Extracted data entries
· · · · ·

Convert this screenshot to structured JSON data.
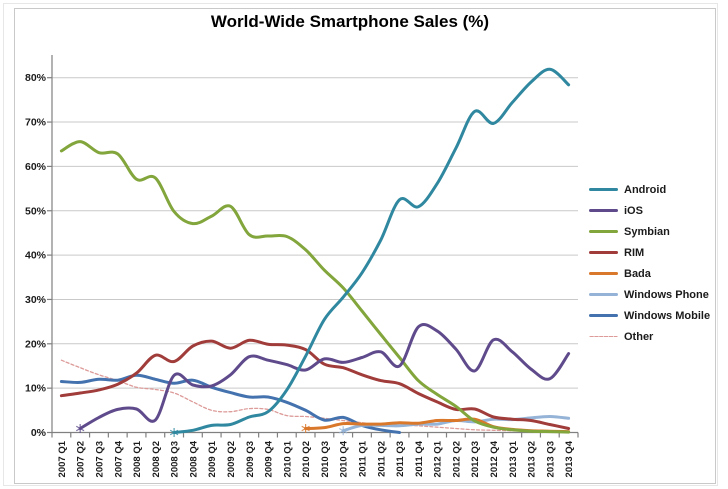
{
  "window": {
    "background": "#FFFFFF",
    "outer_border_color": "#E7E7E7",
    "inner_border_color": "#C9C9C9"
  },
  "chart_data": {
    "type": "line",
    "title": "World-Wide Smartphone Sales (%)",
    "grid": true,
    "legend_position": "right",
    "x_categories": [
      "2007 Q1",
      "2007 Q2",
      "2007 Q3",
      "2007 Q4",
      "2008 Q1",
      "2008 Q2",
      "2008 Q3",
      "2008 Q4",
      "2009 Q1",
      "2009 Q2",
      "2009 Q3",
      "2009 Q4",
      "2010 Q1",
      "2010 Q2",
      "2010 Q3",
      "2010 Q4",
      "2011 Q1",
      "2011 Q2",
      "2011 Q3",
      "2011 Q4",
      "2012 Q1",
      "2012 Q2",
      "2012 Q3",
      "2012 Q4",
      "2013 Q1",
      "2013 Q2",
      "2013 Q3",
      "2013 Q4"
    ],
    "y_axis": {
      "min": 0,
      "max": 80,
      "step": 10,
      "labels": [
        "0%",
        "10%",
        "20%",
        "30%",
        "40%",
        "50%",
        "60%",
        "70%",
        "80%"
      ],
      "grid_color": "#C9C9C9",
      "axis_color": "#808080"
    },
    "series": [
      {
        "name": "Android",
        "color": "#2F889F",
        "width": 3,
        "dash": null,
        "start_marker": true,
        "values": [
          null,
          null,
          null,
          null,
          null,
          null,
          0,
          0.5,
          1.6,
          1.8,
          3.5,
          4.7,
          9.6,
          17.2,
          25.5,
          30.5,
          36,
          43.4,
          52.5,
          50.9,
          56.1,
          64.1,
          72.4,
          69.7,
          74.4,
          79,
          81.9,
          78.4
        ]
      },
      {
        "name": "iOS",
        "color": "#5F4B8C",
        "width": 3,
        "dash": null,
        "start_marker": true,
        "values": [
          null,
          0.9,
          3.4,
          5.2,
          5.3,
          2.8,
          12.9,
          10.7,
          10.5,
          13,
          17.1,
          16.3,
          15.3,
          14.1,
          16.6,
          15.8,
          16.9,
          18.2,
          15,
          23.8,
          22.9,
          18.8,
          13.9,
          20.9,
          18.2,
          14.3,
          12.1,
          17.8
        ]
      },
      {
        "name": "Symbian",
        "color": "#82A53C",
        "width": 3,
        "dash": null,
        "start_marker": false,
        "values": [
          63.5,
          65.6,
          63.1,
          62.8,
          57.1,
          57.4,
          49.8,
          47.1,
          48.8,
          51,
          44.6,
          44.3,
          44.2,
          41.2,
          36.6,
          32.6,
          27.4,
          22.1,
          16.9,
          11.7,
          8.6,
          5.9,
          2.6,
          1.2,
          0.6,
          0.3,
          0.2,
          0.1
        ]
      },
      {
        "name": "RIM",
        "color": "#A03C3A",
        "width": 3,
        "dash": null,
        "start_marker": false,
        "values": [
          8.3,
          8.9,
          9.6,
          10.9,
          13.4,
          17.4,
          16,
          19.5,
          20.6,
          19,
          20.8,
          19.9,
          19.7,
          18.7,
          15.4,
          14.6,
          13,
          11.7,
          11,
          8.8,
          6.9,
          5.2,
          5.3,
          3.5,
          3,
          2.7,
          1.8,
          0.9
        ]
      },
      {
        "name": "Bada",
        "color": "#D9772A",
        "width": 3,
        "dash": null,
        "start_marker": true,
        "values": [
          null,
          null,
          null,
          null,
          null,
          null,
          null,
          null,
          null,
          null,
          null,
          null,
          null,
          0.9,
          1.1,
          2,
          1.9,
          1.9,
          2.2,
          2.1,
          2.7,
          2.7,
          3,
          1.3,
          0.7,
          0.4,
          0.3,
          0.2
        ]
      },
      {
        "name": "Windows Phone",
        "color": "#95B3D7",
        "width": 3,
        "dash": null,
        "start_marker": true,
        "values": [
          null,
          null,
          null,
          null,
          null,
          null,
          null,
          null,
          null,
          null,
          null,
          null,
          null,
          null,
          null,
          0.4,
          1.6,
          1.6,
          1.5,
          1.9,
          1.9,
          2.7,
          2.4,
          3,
          2.9,
          3.3,
          3.6,
          3.2
        ]
      },
      {
        "name": "Windows Mobile",
        "color": "#4472AE",
        "width": 3,
        "dash": null,
        "start_marker": false,
        "values": [
          11.5,
          11.3,
          12,
          11.8,
          12.9,
          12,
          11.1,
          11.8,
          10.2,
          9,
          8,
          8,
          6.8,
          5,
          2.8,
          3.4,
          1.6,
          0.6,
          0,
          null,
          null,
          null,
          null,
          null,
          null,
          null,
          null,
          null
        ]
      },
      {
        "name": "Other",
        "color": "#DC9B99",
        "width": 1.3,
        "dash": "3 2.2",
        "start_marker": false,
        "values": [
          16.3,
          14.6,
          13,
          11.7,
          10.2,
          9.7,
          8.9,
          6.9,
          5,
          4.7,
          5.4,
          5.2,
          3.8,
          3.6,
          3.2,
          2.7,
          2.2,
          1.7,
          1.7,
          1.5,
          1.2,
          0.9,
          0.6,
          0.5,
          0.4,
          0.3,
          0.3,
          0.3
        ]
      }
    ]
  }
}
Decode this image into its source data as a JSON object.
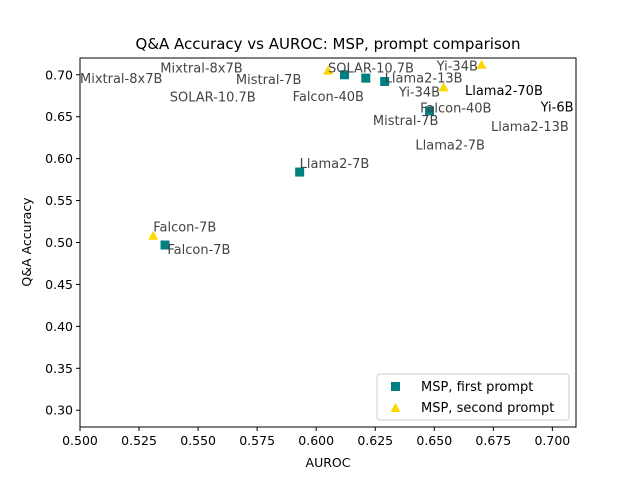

· · · · ·

Written exercise: Check each line above for the word "name" and copy the ones that have it.

Completed task:
        "name": "Android",
        "name": "iOS",
        "name": "Symbian",
        "name": "RIM",
        "name": "Bada",
        "name": "Windows Phone",
        "name": "Windows Mobile",
        "name": "Other",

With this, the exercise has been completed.